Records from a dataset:
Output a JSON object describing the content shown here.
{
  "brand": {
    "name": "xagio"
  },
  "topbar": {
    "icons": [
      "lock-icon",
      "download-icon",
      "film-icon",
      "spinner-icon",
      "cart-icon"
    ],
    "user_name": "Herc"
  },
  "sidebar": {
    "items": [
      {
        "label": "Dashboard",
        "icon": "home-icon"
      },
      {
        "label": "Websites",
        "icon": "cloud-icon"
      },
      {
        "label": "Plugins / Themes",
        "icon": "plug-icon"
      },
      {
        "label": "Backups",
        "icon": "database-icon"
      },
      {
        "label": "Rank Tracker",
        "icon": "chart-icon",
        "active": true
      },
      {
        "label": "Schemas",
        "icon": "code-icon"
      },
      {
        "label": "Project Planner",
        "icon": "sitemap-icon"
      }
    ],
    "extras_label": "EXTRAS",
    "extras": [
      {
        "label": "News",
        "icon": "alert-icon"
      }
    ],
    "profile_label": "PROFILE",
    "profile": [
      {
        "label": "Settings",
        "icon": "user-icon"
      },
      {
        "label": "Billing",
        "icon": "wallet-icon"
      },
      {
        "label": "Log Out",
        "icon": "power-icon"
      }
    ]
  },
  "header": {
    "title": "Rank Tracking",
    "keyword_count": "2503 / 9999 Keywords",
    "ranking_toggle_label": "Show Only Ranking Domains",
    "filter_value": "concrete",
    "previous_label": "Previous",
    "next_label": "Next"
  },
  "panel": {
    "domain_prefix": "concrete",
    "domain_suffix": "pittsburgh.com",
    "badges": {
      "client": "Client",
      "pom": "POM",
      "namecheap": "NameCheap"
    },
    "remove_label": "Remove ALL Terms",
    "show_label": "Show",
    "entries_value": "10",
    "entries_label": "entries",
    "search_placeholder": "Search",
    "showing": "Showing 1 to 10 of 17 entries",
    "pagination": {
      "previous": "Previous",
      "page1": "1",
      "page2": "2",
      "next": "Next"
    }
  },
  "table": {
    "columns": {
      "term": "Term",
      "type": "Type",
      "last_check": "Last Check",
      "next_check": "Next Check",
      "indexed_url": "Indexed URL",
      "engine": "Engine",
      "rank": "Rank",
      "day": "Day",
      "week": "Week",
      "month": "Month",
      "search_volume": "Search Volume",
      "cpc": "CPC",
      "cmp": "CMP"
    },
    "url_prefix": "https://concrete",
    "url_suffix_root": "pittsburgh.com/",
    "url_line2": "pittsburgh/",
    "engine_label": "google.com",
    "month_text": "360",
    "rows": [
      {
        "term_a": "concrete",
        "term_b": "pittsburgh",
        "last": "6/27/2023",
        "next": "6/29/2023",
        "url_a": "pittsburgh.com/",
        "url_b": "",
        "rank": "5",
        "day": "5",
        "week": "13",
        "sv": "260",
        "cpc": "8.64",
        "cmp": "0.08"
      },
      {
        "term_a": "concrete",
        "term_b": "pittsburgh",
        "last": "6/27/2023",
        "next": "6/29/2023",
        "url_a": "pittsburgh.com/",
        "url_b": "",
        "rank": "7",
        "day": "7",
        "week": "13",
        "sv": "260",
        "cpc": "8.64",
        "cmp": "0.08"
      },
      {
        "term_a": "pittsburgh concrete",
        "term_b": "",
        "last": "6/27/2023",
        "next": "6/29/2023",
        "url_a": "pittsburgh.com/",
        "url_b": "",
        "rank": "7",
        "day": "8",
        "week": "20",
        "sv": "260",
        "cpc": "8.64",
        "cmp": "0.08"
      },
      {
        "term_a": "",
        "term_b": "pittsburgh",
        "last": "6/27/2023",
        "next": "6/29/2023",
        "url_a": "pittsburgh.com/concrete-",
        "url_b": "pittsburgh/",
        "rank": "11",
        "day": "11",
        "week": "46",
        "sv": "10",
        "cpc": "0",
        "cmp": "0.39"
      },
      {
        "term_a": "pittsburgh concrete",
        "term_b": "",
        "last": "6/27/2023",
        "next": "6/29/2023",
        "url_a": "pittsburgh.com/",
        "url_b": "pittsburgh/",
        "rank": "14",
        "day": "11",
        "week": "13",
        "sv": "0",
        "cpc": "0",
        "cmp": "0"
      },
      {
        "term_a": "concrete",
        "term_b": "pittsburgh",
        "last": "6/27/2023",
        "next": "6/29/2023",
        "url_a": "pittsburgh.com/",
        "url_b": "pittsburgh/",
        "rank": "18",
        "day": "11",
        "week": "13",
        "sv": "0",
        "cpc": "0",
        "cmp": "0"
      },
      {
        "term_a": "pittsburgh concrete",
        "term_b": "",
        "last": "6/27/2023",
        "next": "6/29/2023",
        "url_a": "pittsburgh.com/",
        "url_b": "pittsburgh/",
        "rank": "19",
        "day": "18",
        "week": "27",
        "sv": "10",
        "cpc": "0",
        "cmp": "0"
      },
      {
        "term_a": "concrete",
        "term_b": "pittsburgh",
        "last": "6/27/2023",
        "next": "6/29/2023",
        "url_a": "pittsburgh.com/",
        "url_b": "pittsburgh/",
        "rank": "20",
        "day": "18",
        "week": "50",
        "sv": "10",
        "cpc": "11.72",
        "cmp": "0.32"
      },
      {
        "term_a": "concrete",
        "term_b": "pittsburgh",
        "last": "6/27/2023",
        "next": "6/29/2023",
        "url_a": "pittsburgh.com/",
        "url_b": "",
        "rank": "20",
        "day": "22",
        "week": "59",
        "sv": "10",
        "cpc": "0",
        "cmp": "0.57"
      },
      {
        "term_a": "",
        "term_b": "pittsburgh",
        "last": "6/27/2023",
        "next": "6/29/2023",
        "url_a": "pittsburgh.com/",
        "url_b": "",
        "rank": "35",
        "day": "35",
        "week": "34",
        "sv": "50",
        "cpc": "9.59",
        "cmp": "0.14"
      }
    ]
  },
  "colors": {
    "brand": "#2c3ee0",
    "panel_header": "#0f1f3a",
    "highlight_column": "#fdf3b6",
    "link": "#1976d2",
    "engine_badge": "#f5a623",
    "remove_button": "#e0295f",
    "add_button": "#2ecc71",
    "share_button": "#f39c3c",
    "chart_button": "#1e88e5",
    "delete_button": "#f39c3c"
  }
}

### Directive
Tally the lines of the listing above that include the word "week". Answer with the number alone.

### Exercise result
11